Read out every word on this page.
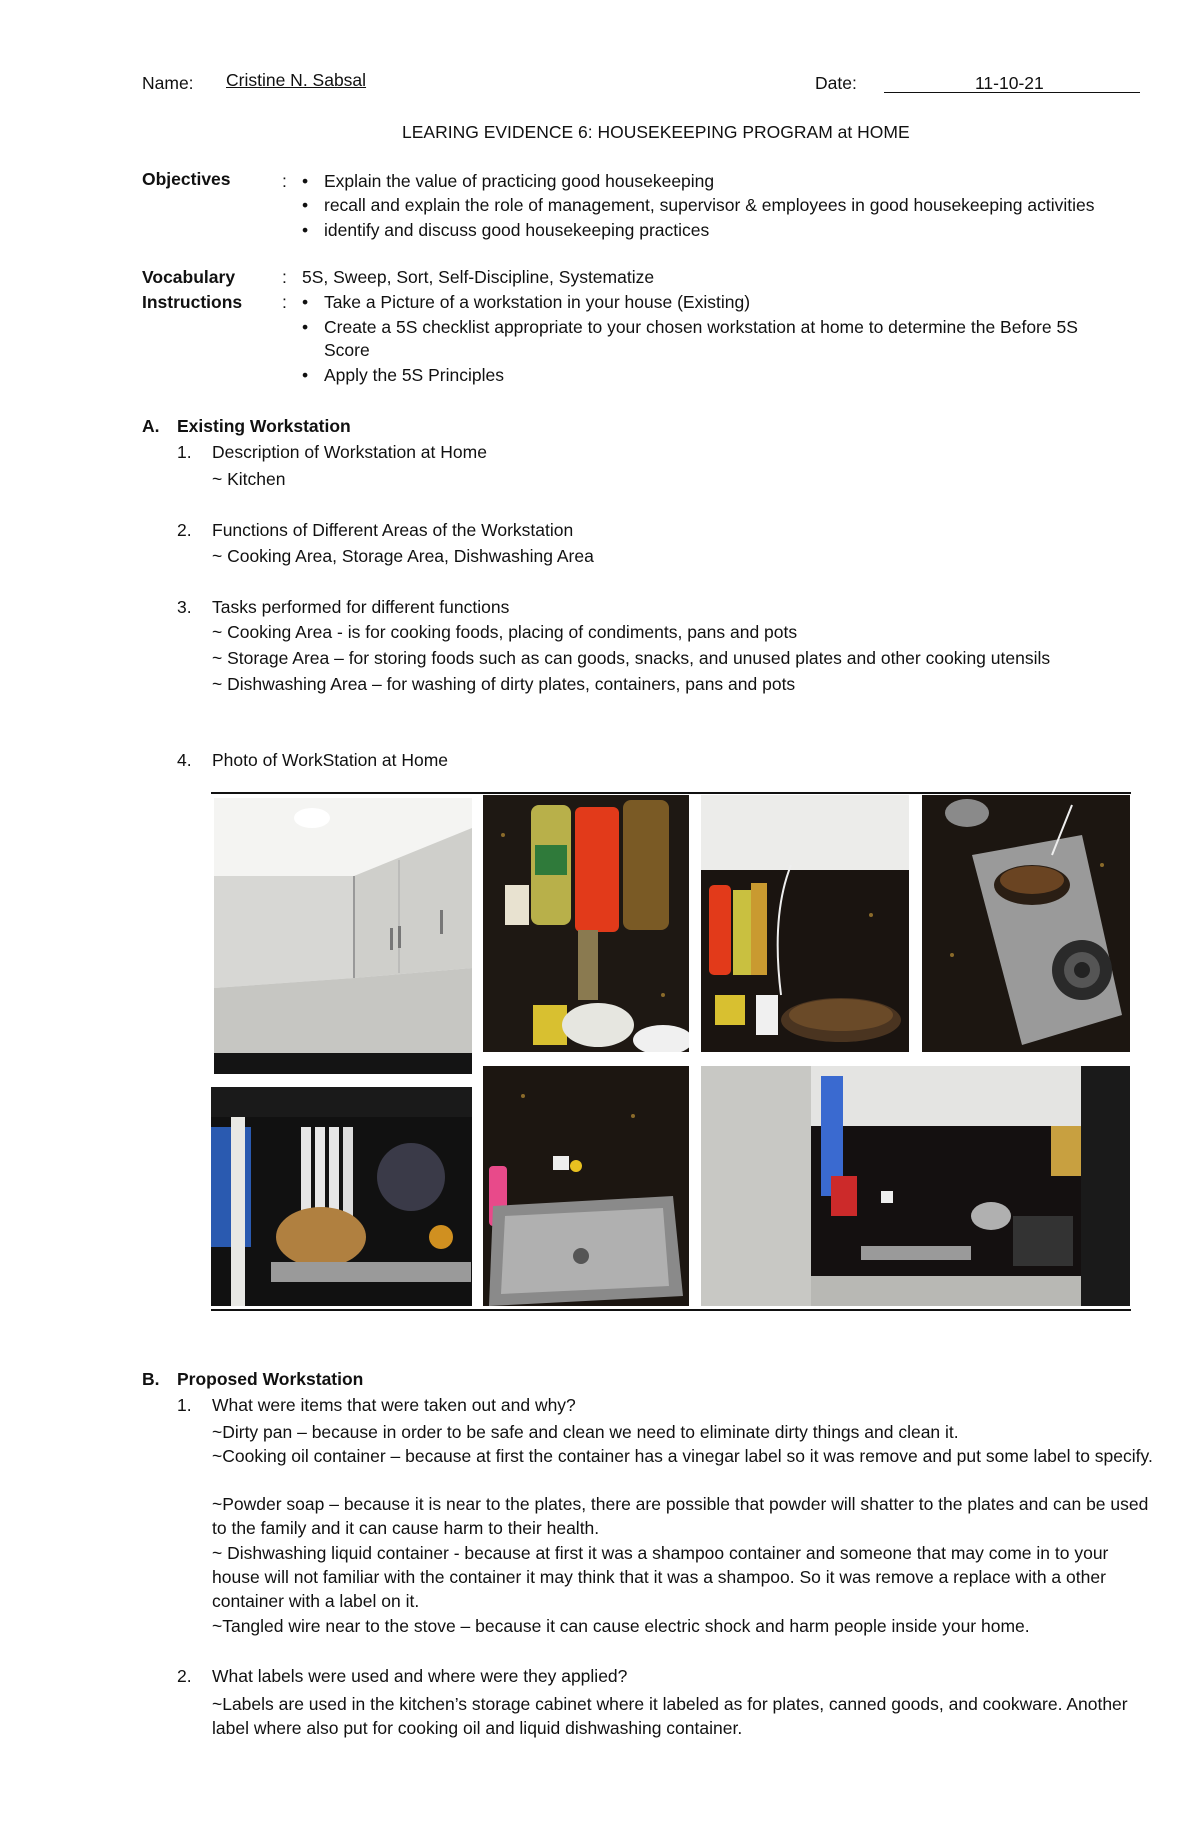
Name: Cristine N. Sabsal	Date:	11-10-21
LEARING EVIDENCE 6: HOUSEKEEPING PROGRAM at HOME
Objectives	: • Explain the value of practicing good housekeeping
•
recall and explain the role of management, supervisor & employees in good housekeeping activities
•
identify and discuss good housekeeping practices
Vocabulary	: 5S, Sweep, Sort, Self-Discipline, Systematize
Instructions : • Take a Picture of a workstation in your house (Existing)
•
Create a 5S checklist appropriate to your chosen workstation at home to determine the Before 5S
Score
•
Apply the 5S Principles
A. Existing Workstation
1. Description of Workstation at Home
~ Kitchen
2. Functions of Different Areas of the Workstation
~ Cooking Area, Storage Area, Dishwashing Area
3. Tasks performed for different functions
~ Cooking Area - is for cooking foods, placing of condiments, pans and pots
~ Storage Area – for storing foods such as can goods, snacks, and unused plates and other cooking utensils
~ Dishwashing Area – for washing of dirty plates, containers, pans and pots
4. Photo of WorkStation at Home
B. Proposed Workstation
1. What were items that were taken out and why?
~Dirty pan – because in order to be safe and clean we need to eliminate dirty things and clean it.
~Cooking oil container – because at first the container has a vinegar label so it was remove and put some label to specify.
~Powder soap – because it is near to the plates, there are possible that powder will shatter to the plates and can be used to the family and it can cause harm to their health.
~ Dishwashing liquid container - because at first it was a shampoo container and someone that may come in to your house will not familiar with the container it may think that it was a shampoo. So it was remove a replace with a other container with a label on it.
~Tangled wire near to the stove – because it can cause electric shock and harm people inside your home.
2. What labels were used and where were they applied?
~Labels are used in the kitchen’s storage cabinet where it labeled as for plates, canned goods, and cookware. Another label where also put for cooking oil and liquid dishwashing container.
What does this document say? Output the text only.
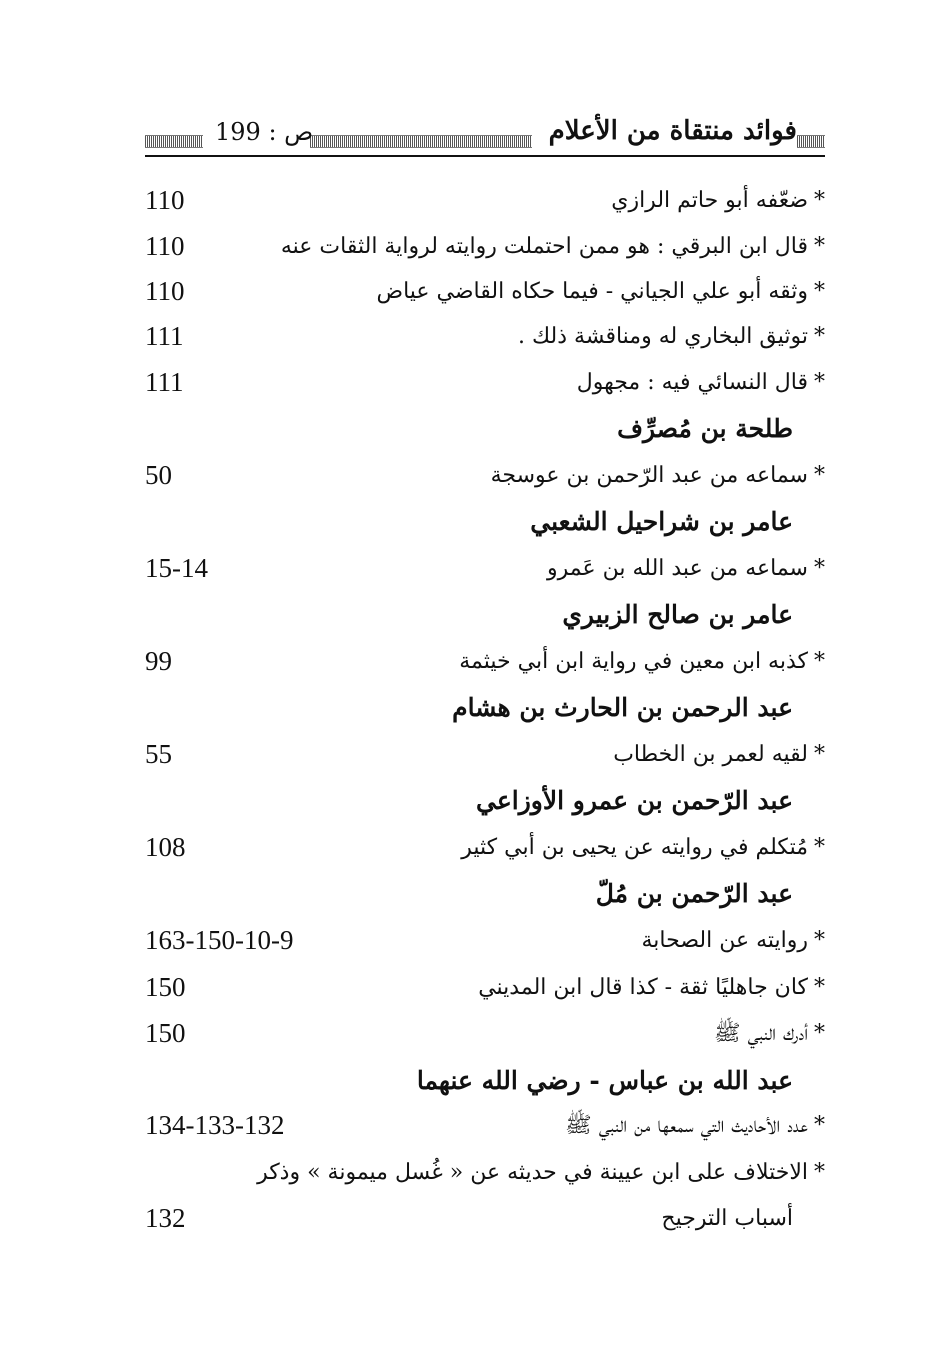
ص : 199	فوائد منتقاة من الأعلام
*ضعّفه أبو حاتم الرازي
110
*قال ابن البرقي : هو ممن احتملت روايته لرواية الثقات عنه
110
*وثقه أبو علي الجياني - فيما حكاه القاضي عياض
110
*توثيق البخاري له ومناقشة ذلك .
111
*قال النسائي فيه : مجهول
111
طلحة بن مُصرِّف
*سماعه من عبد الرّحمن بن عوسجة
50
عامر بن شراحيل الشعبي
*سماعه من عبد الله بن عَمرو
15-14
عامر بن صالح الزبيري
*كذبه ابن معين في رواية ابن أبي خيثمة
99
عبد الرحمن بن الحارث بن هشام
*لقيه لعمر بن الخطاب
55
عبد الرّحمن بن عمرو الأوزاعي
*مُتكلم في روايته عن يحيى بن أبي كثير
108
عبد الرّحمن بن مُلّ
*روايته عن الصحابة
163-150-10-9
*كان جاهليًا ثقة - كذا قال ابن المديني
150
*أدرك النبي ﷺ
150
عبد الله بن عباس - رضي الله عنهما
*عدد الأحاديث التي سمعها من النبي ﷺ
134-133-132
*الاختلاف على ابن عيينة في حديثه عن « غُسل ميمونة » وذكر
أسباب الترجيح
132
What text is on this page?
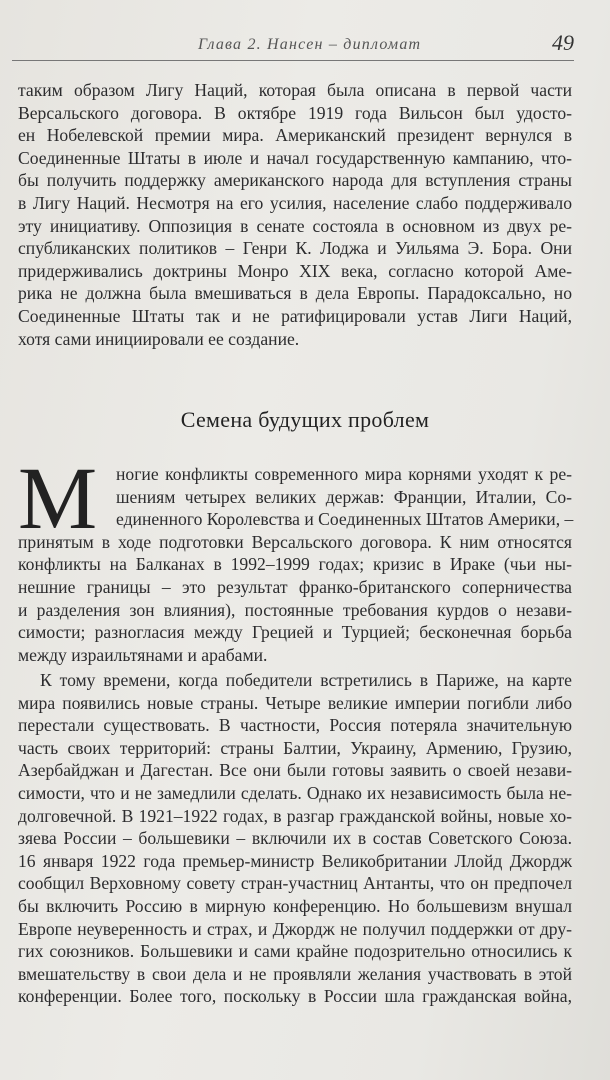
Глава 2. Нансен – дипломат	49
таким образом Лигу Наций, которая была описана в первой части
Версальского договора. В октябре 1919 года Вильсон был удосто-
ен Нобелевской премии мира. Американский президент вернулся в
Соединенные Штаты в июле и начал государственную кампанию, что-
бы получить поддержку американского народа для вступления страны
в Лигу Наций. Несмотря на его усилия, население слабо поддерживало
эту инициативу. Оппозиция в сенате состояла в основном из двух ре-
спубликанских политиков – Генри К. Лоджа и Уильяма Э. Бора. Они
придерживались доктрины Монро XIX века, согласно которой Аме-
рика не должна была вмешиваться в дела Европы. Парадоксально, но
Соединенные Штаты так и не ратифицировали устав Лиги Наций,
хотя сами инициировали ее создание.
Семена будущих проблем
М	ногие конфликты современного мира корнями уходят к ре-
шениям четырех великих держав: Франции, Италии, Со-
единенного Королевства и Соединенных Штатов Америки, –
принятым в ходе подготовки Версальского договора. К ним относятся
конфликты на Балканах в 1992–1999 годах; кризис в Ираке (чьи ны-
нешние границы – это результат франко-британского соперничества
и разделения зон влияния), постоянные требования курдов о незави-
симости; разногласия между Грецией и Турцией; бесконечная борьба
между израильтянами и арабами.
К тому времени, когда победители встретились в Париже, на карте
мира появились новые страны. Четыре великие империи погибли либо
перестали существовать. В частности, Россия потеряла значительную
часть своих территорий: страны Балтии, Украину, Армению, Грузию,
Азербайджан и Дагестан. Все они были готовы заявить о своей незави-
симости, что и не замедлили сделать. Однако их независимость была не-
долговечной. В 1921–1922 годах, в разгар гражданской войны, новые хо-
зяева России – большевики – включили их в состав Советского Союза.
16 января 1922 года премьер-министр Великобритании Ллойд Джордж
сообщил Верховному совету стран-участниц Антанты, что он предпочел
бы включить Россию в мирную конференцию. Но большевизм внушал
Европе неуверенность и страх, и Джордж не получил поддержки от дру-
гих союзников. Большевики и сами крайне подозрительно относились к
вмешательству в свои дела и не проявляли желания участвовать в этой
конференции. Более того, поскольку в России шла гражданская война,
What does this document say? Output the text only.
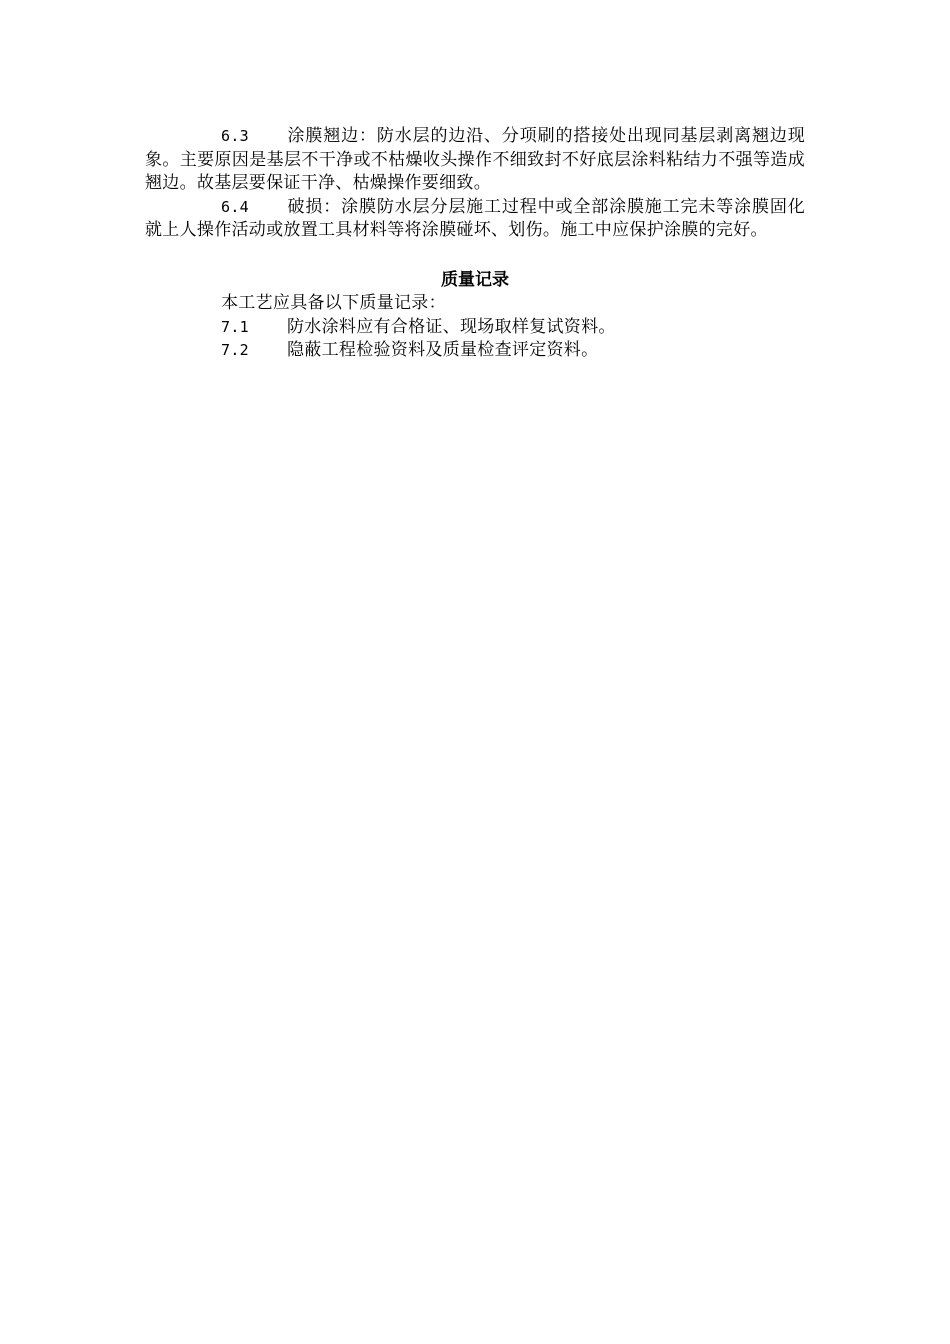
6.3 涂膜翘边：防水层的边沿、分项刷的搭接处出现同基层剥离翘边现象。主要原因是基层不干净或不枯燥收头操作不细致封不好底层涂料粘结力不强等造成翘边。故基层要保证干净、枯燥操作要细致。

6.4 破损：涂膜防水层分层施工过程中或全部涂膜施工完未等涂膜固化就上人操作活动或放置工具材料等将涂膜碰坏、划伤。施工中应保护涂膜的完好。

质量记录

本工艺应具备以下质量记录：

7.1 防水涂料应有合格证、现场取样复试资料。

7.2 隐蔽工程检验资料及质量检查评定资料。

What this task involves -
Omit pictures; set down the rest of the material word for word.

Task result -
Read out every word on this page.
Name: Cristine N. Sabsal	Date:	11-10-21
LEARING EVIDENCE 6: HOUSEKEEPING PROGRAM at HOME
Objectives	: • Explain the value of practicing good housekeeping
•
recall and explain the role of management, supervisor & employees in good housekeeping activities
•
identify and discuss good housekeeping practices
Vocabulary	: 5S, Sweep, Sort, Self-Discipline, Systematize
Instructions : • Take a Picture of a workstation in your house (Existing)
•
Create a 5S checklist appropriate to your chosen workstation at home to determine the Before 5S
Score
•
Apply the 5S Principles
A. Existing Workstation
1. Description of Workstation at Home
~ Kitchen
2. Functions of Different Areas of the Workstation
~ Cooking Area, Storage Area, Dishwashing Area
3. Tasks performed for different functions
~ Cooking Area - is for cooking foods, placing of condiments, pans and pots
~ Storage Area – for storing foods such as can goods, snacks, and unused plates and other cooking utensils
~ Dishwashing Area – for washing of dirty plates, containers, pans and pots
4. Photo of WorkStation at Home
B. Proposed Workstation
1. What were items that were taken out and why?
~Dirty pan – because in order to be safe and clean we need to eliminate dirty things and clean it.
~Cooking oil container – because at first the container has a vinegar label so it was remove and put some label to specify.
~Powder soap – because it is near to the plates, there are possible that powder will shatter to the plates and can be used to the family and it can cause harm to their health.
~ Dishwashing liquid container - because at first it was a shampoo container and someone that may come in to your house will not familiar with the container it may think that it was a shampoo. So it was remove a replace with a other container with a label on it.
~Tangled wire near to the stove – because it can cause electric shock and harm people inside your home.
2. What labels were used and where were they applied?
~Labels are used in the kitchen’s storage cabinet where it labeled as for plates, canned goods, and cookware. Another label where also put for cooking oil and liquid dishwashing container.
What does this document say? Output the text only.
ص : 199	فوائد منتقاة من الأعلام
*ضعّفه أبو حاتم الرازي
110
*قال ابن البرقي : هو ممن احتملت روايته لرواية الثقات عنه
110
*وثقه أبو علي الجياني - فيما حكاه القاضي عياض
110
*توثيق البخاري له ومناقشة ذلك .
111
*قال النسائي فيه : مجهول
111
طلحة بن مُصرِّف
*سماعه من عبد الرّحمن بن عوسجة
50
عامر بن شراحيل الشعبي
*سماعه من عبد الله بن عَمرو
15-14
عامر بن صالح الزبيري
*كذبه ابن معين في رواية ابن أبي خيثمة
99
عبد الرحمن بن الحارث بن هشام
*لقيه لعمر بن الخطاب
55
عبد الرّحمن بن عمرو الأوزاعي
*مُتكلم في روايته عن يحيى بن أبي كثير
108
عبد الرّحمن بن مُلّ
*روايته عن الصحابة
163-150-10-9
*كان جاهليًا ثقة - كذا قال ابن المديني
150
*أدرك النبي ﷺ
150
عبد الله بن عباس - رضي الله عنهما
*عدد الأحاديث التي سمعها من النبي ﷺ
134-133-132
*الاختلاف على ابن عيينة في حديثه عن « غُسل ميمونة » وذكر
أسباب الترجيح
132
What text is on this page?
Глава 2. Нансен – дипломат	49
таким образом Лигу Наций, которая была описана в первой части
Версальского договора. В октябре 1919 года Вильсон был удосто-
ен Нобелевской премии мира. Американский президент вернулся в
Соединенные Штаты в июле и начал государственную кампанию, что-
бы получить поддержку американского народа для вступления страны
в Лигу Наций. Несмотря на его усилия, население слабо поддерживало
эту инициативу. Оппозиция в сенате состояла в основном из двух ре-
спубликанских политиков – Генри К. Лоджа и Уильяма Э. Бора. Они
придерживались доктрины Монро XIX века, согласно которой Аме-
рика не должна была вмешиваться в дела Европы. Парадоксально, но
Соединенные Штаты так и не ратифицировали устав Лиги Наций,
хотя сами инициировали ее создание.
Семена будущих проблем
М	ногие конфликты современного мира корнями уходят к ре-
шениям четырех великих держав: Франции, Италии, Со-
единенного Королевства и Соединенных Штатов Америки, –
принятым в ходе подготовки Версальского договора. К ним относятся
конфликты на Балканах в 1992–1999 годах; кризис в Ираке (чьи ны-
нешние границы – это результат франко-британского соперничества
и разделения зон влияния), постоянные требования курдов о незави-
симости; разногласия между Грецией и Турцией; бесконечная борьба
между израильтянами и арабами.
К тому времени, когда победители встретились в Париже, на карте
мира появились новые страны. Четыре великие империи погибли либо
перестали существовать. В частности, Россия потеряла значительную
часть своих территорий: страны Балтии, Украину, Армению, Грузию,
Азербайджан и Дагестан. Все они были готовы заявить о своей незави-
симости, что и не замедлили сделать. Однако их независимость была не-
долговечной. В 1921–1922 годах, в разгар гражданской войны, новые хо-
зяева России – большевики – включили их в состав Советского Союза.
16 января 1922 года премьер-министр Великобритании Ллойд Джордж
сообщил Верховному совету стран-участниц Антанты, что он предпочел
бы включить Россию в мирную конференцию. Но большевизм внушал
Европе неуверенность и страх, и Джордж не получил поддержки от дру-
гих союзников. Большевики и сами крайне подозрительно относились к
вмешательству в свои дела и не проявляли желания участвовать в этой
конференции. Более того, поскольку в России шла гражданская война,
What does this document say? Output the text only.
6.3 涂膜翘边：防水层的边沿、分项刷的搭接处出现同基层剥离翘边现象。主要原因是基层不干净或不枯燥收头操作不细致封不好底层涂料粘结力不强等造成翘边。故基层要保证干净、枯燥操作要细致。

6.4 破损：涂膜防水层分层施工过程中或全部涂膜施工完未等涂膜固化就上人操作活动或放置工具材料等将涂膜碰坏、划伤。施工中应保护涂膜的完好。

质量记录

本工艺应具备以下质量记录：

7.1 防水涂料应有合格证、现场取样复试资料。

7.2 隐蔽工程检验资料及质量检查评定资料。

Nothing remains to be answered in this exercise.